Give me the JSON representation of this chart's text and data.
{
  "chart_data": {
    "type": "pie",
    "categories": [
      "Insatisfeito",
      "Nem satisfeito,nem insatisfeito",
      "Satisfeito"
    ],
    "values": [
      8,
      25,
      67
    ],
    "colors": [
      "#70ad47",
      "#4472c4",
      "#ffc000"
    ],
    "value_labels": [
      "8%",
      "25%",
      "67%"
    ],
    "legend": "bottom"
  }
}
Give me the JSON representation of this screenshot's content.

+-------+

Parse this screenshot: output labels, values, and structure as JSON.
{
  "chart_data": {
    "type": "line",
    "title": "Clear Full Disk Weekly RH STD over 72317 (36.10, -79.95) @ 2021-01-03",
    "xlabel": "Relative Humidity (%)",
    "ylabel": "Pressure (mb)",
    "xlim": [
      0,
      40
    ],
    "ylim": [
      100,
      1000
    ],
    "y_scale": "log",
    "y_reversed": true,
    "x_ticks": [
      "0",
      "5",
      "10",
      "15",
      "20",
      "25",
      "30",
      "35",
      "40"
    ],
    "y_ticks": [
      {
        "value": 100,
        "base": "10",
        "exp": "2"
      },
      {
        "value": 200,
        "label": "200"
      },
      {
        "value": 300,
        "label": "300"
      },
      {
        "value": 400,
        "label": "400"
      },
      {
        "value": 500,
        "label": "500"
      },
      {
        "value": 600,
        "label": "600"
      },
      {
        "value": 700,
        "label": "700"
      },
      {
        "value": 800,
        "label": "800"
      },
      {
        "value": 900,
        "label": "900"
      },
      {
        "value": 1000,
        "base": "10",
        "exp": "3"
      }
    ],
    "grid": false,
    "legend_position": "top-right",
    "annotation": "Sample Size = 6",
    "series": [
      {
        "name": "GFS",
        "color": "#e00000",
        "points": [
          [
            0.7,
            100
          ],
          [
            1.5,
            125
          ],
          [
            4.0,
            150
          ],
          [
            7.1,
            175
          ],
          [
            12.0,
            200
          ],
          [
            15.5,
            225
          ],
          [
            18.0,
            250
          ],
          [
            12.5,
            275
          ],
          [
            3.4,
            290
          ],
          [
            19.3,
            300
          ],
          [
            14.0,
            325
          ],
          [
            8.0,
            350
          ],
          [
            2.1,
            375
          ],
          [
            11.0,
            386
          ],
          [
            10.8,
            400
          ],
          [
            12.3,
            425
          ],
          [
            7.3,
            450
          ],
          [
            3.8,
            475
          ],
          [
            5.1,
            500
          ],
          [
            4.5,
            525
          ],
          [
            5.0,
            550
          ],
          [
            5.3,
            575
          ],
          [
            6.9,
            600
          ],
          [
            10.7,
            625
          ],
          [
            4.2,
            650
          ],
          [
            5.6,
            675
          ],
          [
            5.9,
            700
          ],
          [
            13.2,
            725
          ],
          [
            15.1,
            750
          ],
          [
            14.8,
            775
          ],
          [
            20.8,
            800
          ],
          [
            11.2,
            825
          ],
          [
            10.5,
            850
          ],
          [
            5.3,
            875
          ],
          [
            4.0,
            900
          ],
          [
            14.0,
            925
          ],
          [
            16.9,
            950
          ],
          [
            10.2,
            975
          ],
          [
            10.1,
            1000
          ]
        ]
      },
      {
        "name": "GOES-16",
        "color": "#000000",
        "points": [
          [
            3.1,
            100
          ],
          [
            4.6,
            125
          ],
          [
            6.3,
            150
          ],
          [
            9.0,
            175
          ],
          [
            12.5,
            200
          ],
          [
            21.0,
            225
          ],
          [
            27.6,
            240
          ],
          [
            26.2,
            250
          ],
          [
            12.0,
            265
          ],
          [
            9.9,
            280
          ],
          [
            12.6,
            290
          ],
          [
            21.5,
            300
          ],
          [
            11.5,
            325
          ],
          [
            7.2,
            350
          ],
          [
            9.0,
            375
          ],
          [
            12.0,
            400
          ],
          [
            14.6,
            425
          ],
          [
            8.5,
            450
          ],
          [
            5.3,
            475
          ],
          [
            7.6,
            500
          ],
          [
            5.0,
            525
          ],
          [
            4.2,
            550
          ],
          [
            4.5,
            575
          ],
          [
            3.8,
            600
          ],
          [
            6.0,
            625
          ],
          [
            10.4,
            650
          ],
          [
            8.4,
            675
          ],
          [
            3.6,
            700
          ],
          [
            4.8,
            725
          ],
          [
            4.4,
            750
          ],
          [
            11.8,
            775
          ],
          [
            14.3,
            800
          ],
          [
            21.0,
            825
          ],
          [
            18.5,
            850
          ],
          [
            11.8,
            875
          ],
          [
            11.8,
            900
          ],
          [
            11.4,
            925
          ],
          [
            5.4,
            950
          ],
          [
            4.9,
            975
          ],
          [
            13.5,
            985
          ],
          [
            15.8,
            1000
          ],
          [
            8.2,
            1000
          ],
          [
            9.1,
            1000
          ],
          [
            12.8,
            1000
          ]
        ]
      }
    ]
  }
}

+-------+

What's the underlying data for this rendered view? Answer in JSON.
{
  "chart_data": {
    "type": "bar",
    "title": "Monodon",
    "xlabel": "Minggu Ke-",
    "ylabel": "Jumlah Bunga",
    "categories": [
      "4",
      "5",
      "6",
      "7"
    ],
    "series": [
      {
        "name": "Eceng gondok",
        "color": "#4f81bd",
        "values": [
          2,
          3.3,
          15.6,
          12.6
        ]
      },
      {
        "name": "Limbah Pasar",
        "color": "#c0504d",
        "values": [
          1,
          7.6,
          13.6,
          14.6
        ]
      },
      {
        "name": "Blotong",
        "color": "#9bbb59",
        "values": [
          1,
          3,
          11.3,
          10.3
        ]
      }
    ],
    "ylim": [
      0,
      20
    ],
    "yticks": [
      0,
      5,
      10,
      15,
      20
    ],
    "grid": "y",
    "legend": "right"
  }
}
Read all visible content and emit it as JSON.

+-------+

What is expected => From the entries above, return each line with the word "content" in it.

Finished exercise =>
Give me the JSON representation of this screenshot's content.
Read all visible content and emit it as JSON.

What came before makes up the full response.